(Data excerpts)
────────────────────

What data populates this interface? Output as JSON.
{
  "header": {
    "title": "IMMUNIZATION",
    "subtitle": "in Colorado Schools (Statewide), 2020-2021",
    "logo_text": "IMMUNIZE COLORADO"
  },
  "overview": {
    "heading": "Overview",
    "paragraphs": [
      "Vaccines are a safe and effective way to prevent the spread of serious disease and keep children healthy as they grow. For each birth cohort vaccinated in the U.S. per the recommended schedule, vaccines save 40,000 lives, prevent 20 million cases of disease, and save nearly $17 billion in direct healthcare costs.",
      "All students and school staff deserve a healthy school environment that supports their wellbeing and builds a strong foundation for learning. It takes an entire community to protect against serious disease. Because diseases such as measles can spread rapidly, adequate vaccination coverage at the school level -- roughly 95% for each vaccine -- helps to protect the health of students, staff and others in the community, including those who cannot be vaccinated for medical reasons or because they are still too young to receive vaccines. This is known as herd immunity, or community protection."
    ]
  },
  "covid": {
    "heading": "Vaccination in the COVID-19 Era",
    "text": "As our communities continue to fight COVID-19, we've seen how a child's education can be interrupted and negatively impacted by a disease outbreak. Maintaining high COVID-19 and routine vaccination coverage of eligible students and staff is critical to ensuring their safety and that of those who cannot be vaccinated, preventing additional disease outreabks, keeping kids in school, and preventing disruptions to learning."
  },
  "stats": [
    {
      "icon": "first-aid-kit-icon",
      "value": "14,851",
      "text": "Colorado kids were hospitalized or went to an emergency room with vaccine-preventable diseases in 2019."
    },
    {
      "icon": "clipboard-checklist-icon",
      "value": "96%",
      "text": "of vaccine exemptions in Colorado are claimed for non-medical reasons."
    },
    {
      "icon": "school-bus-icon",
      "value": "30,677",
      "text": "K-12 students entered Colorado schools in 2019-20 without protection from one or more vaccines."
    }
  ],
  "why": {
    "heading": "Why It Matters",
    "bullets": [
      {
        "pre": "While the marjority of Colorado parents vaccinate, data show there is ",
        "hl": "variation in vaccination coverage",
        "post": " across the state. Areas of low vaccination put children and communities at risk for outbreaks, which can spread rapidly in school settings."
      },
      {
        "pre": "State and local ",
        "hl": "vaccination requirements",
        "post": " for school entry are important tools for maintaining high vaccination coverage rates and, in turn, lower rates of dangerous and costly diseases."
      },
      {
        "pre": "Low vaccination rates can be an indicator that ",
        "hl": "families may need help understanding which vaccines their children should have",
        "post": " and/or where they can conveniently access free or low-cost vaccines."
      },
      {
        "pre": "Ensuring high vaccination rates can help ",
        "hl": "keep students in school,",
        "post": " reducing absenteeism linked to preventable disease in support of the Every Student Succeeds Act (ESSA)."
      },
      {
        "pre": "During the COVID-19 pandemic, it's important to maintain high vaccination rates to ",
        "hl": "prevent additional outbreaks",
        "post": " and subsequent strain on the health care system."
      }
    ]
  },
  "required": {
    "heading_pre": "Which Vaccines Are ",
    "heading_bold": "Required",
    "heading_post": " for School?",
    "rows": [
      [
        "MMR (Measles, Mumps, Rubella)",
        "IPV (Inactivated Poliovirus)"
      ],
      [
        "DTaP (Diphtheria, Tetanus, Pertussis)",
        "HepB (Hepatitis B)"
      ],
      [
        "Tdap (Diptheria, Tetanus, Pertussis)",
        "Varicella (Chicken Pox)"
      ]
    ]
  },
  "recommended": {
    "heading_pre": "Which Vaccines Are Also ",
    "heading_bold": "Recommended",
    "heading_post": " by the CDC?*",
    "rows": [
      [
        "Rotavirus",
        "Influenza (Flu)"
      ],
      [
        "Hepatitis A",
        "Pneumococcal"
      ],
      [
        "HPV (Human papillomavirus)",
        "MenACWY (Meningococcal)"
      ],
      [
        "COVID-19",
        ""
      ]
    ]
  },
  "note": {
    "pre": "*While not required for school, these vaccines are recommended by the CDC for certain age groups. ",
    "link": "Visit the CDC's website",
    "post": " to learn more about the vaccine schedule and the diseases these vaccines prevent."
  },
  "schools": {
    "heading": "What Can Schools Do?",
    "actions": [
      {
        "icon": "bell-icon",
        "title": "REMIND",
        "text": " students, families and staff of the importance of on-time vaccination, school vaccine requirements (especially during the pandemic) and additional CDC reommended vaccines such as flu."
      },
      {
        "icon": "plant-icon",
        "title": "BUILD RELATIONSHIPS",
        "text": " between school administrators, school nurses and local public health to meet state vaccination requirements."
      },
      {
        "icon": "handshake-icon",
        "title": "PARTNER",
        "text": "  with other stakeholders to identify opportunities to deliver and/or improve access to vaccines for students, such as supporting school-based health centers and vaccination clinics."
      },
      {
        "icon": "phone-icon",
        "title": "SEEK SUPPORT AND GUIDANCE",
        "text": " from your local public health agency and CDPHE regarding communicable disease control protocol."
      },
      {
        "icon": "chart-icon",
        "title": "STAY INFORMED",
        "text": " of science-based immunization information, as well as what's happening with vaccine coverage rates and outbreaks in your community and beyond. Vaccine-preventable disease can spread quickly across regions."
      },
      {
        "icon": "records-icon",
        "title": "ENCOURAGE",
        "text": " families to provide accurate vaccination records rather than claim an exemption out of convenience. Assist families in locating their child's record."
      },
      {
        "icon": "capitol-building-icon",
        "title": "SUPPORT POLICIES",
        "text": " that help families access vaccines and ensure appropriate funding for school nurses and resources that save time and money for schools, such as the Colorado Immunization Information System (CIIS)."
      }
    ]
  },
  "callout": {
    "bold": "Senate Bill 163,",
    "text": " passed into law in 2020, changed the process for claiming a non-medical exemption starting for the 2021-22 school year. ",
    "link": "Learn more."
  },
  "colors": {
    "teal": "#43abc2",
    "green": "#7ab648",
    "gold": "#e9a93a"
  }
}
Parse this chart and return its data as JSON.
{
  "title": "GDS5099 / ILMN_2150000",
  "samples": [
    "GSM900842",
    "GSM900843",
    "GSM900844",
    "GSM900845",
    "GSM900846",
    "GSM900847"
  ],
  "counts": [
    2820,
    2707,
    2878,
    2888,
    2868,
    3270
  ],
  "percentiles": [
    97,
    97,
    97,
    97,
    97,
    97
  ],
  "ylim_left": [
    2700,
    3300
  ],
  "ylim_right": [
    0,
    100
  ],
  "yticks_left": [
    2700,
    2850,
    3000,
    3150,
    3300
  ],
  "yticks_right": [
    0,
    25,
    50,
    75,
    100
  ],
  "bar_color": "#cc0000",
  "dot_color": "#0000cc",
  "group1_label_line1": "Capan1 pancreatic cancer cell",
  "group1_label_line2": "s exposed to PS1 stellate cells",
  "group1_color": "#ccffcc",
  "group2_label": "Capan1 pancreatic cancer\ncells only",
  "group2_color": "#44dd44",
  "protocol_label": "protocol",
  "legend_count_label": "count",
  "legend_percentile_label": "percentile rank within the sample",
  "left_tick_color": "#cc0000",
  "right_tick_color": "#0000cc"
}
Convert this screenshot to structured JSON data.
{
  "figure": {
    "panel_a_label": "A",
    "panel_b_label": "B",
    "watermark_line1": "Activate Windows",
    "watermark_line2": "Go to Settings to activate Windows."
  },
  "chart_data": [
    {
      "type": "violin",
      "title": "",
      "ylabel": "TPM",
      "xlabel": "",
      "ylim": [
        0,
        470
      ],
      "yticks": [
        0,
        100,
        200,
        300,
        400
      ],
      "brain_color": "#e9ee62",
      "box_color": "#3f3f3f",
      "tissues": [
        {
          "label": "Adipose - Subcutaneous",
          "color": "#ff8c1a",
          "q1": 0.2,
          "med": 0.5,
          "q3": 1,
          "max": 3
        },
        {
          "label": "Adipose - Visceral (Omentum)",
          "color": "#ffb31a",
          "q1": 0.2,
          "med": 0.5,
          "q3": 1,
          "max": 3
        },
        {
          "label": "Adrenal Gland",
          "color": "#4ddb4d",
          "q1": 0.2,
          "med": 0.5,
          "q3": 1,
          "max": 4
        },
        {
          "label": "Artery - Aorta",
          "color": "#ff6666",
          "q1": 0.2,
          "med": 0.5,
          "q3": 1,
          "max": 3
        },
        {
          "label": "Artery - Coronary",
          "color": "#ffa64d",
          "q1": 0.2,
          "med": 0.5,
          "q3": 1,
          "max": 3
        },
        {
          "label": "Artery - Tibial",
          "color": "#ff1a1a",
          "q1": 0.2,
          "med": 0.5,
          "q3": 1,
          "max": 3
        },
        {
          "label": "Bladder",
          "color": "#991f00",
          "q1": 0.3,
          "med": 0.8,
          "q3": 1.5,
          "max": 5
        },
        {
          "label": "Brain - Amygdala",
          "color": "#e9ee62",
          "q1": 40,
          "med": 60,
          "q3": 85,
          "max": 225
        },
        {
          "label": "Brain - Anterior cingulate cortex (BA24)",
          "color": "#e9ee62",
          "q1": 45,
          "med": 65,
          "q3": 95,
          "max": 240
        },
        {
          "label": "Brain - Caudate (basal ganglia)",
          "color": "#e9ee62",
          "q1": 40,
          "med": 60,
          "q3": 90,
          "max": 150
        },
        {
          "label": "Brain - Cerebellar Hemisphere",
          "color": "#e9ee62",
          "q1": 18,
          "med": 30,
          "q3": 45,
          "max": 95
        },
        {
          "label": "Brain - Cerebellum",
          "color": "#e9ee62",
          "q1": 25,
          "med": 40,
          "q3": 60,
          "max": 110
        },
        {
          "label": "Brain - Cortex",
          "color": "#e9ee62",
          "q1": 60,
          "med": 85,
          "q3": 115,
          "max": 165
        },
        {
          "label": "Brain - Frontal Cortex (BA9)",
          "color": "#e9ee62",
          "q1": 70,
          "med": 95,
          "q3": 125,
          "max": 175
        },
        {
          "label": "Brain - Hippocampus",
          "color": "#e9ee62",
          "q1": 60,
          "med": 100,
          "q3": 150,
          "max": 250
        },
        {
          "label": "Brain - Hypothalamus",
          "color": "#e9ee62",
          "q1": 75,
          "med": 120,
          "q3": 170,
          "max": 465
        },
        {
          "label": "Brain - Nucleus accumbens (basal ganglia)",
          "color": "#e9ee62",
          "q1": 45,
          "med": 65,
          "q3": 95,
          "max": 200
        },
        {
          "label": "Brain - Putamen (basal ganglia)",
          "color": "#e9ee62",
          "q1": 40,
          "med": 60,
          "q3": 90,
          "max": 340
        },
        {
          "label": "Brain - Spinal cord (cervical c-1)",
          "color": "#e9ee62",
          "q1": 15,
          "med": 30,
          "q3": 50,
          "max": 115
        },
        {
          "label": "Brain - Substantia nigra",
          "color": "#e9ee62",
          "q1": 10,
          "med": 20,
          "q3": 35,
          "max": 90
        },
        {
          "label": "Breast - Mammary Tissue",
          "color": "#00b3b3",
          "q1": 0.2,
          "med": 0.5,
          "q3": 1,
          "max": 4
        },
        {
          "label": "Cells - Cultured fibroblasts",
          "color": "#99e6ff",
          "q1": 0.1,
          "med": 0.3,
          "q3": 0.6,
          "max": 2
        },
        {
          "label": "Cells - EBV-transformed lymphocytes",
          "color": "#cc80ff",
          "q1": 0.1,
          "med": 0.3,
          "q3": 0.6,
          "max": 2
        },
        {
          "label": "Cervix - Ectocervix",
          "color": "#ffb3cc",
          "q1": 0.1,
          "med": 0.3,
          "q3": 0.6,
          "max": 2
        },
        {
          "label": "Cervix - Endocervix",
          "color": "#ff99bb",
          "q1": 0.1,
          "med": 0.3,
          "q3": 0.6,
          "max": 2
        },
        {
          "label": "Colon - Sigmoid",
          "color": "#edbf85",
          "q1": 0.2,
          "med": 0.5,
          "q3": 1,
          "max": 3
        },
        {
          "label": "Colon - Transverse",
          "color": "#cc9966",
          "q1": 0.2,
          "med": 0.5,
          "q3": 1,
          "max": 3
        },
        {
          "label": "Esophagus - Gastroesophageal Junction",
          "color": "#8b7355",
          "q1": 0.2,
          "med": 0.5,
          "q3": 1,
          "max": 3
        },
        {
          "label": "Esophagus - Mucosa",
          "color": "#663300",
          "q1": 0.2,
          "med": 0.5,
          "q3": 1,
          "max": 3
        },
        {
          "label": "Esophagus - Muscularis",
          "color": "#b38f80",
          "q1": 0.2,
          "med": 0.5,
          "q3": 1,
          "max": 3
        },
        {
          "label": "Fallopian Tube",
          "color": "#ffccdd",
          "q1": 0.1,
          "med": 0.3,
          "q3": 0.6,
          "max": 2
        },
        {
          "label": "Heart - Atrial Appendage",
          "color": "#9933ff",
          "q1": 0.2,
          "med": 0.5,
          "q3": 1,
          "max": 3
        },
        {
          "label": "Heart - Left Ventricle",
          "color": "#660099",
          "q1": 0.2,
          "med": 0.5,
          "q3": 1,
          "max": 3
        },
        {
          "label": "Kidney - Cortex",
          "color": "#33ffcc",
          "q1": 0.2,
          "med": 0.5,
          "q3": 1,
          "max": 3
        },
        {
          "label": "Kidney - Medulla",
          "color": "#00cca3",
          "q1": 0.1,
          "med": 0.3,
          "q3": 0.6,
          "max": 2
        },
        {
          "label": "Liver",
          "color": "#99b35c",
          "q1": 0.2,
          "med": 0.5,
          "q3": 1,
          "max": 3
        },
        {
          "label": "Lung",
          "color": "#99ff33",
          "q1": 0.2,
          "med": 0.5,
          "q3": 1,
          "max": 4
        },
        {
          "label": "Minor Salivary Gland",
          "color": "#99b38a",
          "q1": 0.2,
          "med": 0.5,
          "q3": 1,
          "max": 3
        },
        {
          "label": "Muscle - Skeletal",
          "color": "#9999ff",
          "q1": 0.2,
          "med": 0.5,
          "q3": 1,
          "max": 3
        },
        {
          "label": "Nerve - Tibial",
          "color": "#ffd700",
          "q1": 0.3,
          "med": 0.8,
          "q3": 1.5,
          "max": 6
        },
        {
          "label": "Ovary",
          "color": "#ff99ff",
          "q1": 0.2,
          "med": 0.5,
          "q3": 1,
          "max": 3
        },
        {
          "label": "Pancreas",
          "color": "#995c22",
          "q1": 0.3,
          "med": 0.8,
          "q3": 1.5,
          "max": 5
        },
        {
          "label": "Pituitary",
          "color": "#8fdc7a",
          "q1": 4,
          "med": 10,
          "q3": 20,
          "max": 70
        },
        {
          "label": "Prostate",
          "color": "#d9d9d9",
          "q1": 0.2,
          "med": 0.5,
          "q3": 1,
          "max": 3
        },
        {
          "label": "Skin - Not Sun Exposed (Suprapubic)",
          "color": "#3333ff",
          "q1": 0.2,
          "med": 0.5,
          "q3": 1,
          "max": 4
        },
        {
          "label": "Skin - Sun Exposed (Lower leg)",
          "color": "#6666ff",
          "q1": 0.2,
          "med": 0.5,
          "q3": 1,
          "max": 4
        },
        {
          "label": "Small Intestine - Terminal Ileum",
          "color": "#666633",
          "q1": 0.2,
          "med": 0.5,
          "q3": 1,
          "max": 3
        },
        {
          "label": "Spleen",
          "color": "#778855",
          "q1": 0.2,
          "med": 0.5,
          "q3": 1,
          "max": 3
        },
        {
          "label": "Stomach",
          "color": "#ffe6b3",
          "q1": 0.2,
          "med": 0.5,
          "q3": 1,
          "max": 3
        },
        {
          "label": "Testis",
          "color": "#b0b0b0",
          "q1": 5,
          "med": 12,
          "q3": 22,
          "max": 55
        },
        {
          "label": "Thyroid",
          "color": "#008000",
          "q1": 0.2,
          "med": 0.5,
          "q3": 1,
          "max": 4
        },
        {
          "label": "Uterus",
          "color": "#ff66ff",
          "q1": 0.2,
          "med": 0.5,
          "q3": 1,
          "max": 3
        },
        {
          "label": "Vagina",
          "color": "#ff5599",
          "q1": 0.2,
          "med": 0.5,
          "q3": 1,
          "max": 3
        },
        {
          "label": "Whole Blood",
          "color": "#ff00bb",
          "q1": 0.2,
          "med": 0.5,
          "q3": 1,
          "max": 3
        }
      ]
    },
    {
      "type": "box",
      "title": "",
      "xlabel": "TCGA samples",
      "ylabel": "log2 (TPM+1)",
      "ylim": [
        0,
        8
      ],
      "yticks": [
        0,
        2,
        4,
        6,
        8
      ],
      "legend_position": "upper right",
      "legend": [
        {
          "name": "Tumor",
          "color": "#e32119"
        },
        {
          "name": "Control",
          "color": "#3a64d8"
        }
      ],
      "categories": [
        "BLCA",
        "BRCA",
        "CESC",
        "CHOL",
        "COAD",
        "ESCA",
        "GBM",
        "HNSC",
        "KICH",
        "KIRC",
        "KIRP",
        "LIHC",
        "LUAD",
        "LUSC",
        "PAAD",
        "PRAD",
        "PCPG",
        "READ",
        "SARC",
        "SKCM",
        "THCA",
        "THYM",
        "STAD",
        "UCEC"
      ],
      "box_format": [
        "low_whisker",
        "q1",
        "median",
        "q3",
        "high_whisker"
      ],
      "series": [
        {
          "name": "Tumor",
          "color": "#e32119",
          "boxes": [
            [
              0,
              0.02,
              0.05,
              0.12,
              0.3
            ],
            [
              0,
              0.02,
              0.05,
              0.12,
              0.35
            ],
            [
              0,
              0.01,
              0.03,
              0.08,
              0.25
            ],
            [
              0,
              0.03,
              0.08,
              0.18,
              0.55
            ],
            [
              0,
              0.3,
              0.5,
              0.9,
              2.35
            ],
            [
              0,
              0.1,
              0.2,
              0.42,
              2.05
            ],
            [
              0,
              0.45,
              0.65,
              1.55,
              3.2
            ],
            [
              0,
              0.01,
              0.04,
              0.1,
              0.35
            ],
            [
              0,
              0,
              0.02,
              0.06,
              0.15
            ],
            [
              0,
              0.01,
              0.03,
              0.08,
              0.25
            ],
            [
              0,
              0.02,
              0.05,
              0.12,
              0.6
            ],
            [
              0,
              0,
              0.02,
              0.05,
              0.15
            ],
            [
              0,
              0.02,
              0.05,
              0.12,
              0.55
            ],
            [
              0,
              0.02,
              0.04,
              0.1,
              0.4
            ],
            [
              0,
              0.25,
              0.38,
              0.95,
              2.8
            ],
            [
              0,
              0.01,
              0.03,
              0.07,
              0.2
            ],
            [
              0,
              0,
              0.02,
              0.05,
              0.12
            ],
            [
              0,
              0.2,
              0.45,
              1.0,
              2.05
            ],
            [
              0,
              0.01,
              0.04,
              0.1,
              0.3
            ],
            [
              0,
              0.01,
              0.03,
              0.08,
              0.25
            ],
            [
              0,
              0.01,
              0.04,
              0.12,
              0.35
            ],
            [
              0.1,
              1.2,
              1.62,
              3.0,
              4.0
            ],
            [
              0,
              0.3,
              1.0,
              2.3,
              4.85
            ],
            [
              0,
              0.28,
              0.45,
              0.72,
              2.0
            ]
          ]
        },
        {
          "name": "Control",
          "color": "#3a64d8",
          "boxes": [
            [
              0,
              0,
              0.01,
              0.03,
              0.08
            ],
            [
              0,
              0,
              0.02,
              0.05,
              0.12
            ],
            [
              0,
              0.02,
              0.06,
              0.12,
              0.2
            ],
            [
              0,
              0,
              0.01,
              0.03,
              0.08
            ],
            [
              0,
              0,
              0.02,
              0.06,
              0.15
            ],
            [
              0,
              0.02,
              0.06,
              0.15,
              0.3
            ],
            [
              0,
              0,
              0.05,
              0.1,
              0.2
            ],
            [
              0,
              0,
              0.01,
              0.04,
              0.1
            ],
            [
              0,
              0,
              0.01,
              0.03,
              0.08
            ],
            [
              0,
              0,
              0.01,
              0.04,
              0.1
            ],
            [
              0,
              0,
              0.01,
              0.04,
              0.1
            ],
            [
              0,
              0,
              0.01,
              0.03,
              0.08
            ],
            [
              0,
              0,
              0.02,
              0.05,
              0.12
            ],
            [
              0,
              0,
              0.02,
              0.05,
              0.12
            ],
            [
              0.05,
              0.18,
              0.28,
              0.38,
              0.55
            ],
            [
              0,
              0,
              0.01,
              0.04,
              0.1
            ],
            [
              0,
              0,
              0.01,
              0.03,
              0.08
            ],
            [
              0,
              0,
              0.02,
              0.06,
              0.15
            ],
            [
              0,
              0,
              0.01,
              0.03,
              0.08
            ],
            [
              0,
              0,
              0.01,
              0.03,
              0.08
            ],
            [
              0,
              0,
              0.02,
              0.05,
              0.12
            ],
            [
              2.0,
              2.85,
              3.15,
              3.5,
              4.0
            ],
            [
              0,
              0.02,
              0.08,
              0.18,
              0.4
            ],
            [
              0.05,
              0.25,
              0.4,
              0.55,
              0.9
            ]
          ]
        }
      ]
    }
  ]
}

────────────────────

= AIM OF THE EXERCISE =
The answer is a number alone: how many lines of the data contain the string "communities"?

= COMPLETED TASK =
2